►

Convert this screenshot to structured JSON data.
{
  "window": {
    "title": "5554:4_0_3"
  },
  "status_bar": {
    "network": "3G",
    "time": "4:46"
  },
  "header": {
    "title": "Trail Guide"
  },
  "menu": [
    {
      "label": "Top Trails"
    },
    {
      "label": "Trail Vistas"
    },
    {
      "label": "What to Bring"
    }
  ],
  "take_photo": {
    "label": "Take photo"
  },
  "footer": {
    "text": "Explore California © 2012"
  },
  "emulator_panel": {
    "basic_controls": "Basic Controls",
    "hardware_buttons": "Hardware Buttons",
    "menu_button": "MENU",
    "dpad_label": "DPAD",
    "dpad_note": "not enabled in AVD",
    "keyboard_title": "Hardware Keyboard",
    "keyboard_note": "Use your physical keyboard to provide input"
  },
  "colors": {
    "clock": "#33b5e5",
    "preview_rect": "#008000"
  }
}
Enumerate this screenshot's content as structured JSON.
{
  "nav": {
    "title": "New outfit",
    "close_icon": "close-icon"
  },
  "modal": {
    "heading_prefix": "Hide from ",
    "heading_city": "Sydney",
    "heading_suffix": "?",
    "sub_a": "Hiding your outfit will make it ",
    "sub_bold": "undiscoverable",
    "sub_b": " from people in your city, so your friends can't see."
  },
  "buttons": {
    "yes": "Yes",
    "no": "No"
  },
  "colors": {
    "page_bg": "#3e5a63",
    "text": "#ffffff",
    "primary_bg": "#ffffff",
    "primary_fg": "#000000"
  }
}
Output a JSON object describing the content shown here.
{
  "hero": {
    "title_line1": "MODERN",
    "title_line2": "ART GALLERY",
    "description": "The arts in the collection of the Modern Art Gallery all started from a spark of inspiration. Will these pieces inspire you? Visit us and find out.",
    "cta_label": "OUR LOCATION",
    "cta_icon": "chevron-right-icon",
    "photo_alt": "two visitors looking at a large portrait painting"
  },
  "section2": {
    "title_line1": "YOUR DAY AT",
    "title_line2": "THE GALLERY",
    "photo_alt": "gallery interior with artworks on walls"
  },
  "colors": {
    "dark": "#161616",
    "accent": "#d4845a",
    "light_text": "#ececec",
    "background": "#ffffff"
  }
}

◄

What is being asked: The lines to reproduce run from the one that contains "Enumerate this screenshot's" through the last line above; copy them exactly.

Output for this task:
Enumerate this screenshot's content as structured JSON.
{
  "nav": {
    "title": "New outfit",
    "close_icon": "close-icon"
  },
  "modal": {
    "heading_prefix": "Hide from ",
    "heading_city": "Sydney",
    "heading_suffix": "?",
    "sub_a": "Hiding your outfit will make it ",
    "sub_bold": "undiscoverable",
    "sub_b": " from people in your city, so your friends can't see."
  },
  "buttons": {
    "yes": "Yes",
    "no": "No"
  },
  "colors": {
    "page_bg": "#3e5a63",
    "text": "#ffffff",
    "primary_bg": "#ffffff",
    "primary_fg": "#000000"
  }
}
Output a JSON object describing the content shown here.
{
  "hero": {
    "title_line1": "MODERN",
    "title_line2": "ART GALLERY",
    "description": "The arts in the collection of the Modern Art Gallery all started from a spark of inspiration. Will these pieces inspire you? Visit us and find out.",
    "cta_label": "OUR LOCATION",
    "cta_icon": "chevron-right-icon",
    "photo_alt": "two visitors looking at a large portrait painting"
  },
  "section2": {
    "title_line1": "YOUR DAY AT",
    "title_line2": "THE GALLERY",
    "photo_alt": "gallery interior with artworks on walls"
  },
  "colors": {
    "dark": "#161616",
    "accent": "#d4845a",
    "light_text": "#ececec",
    "background": "#ffffff"
  }
}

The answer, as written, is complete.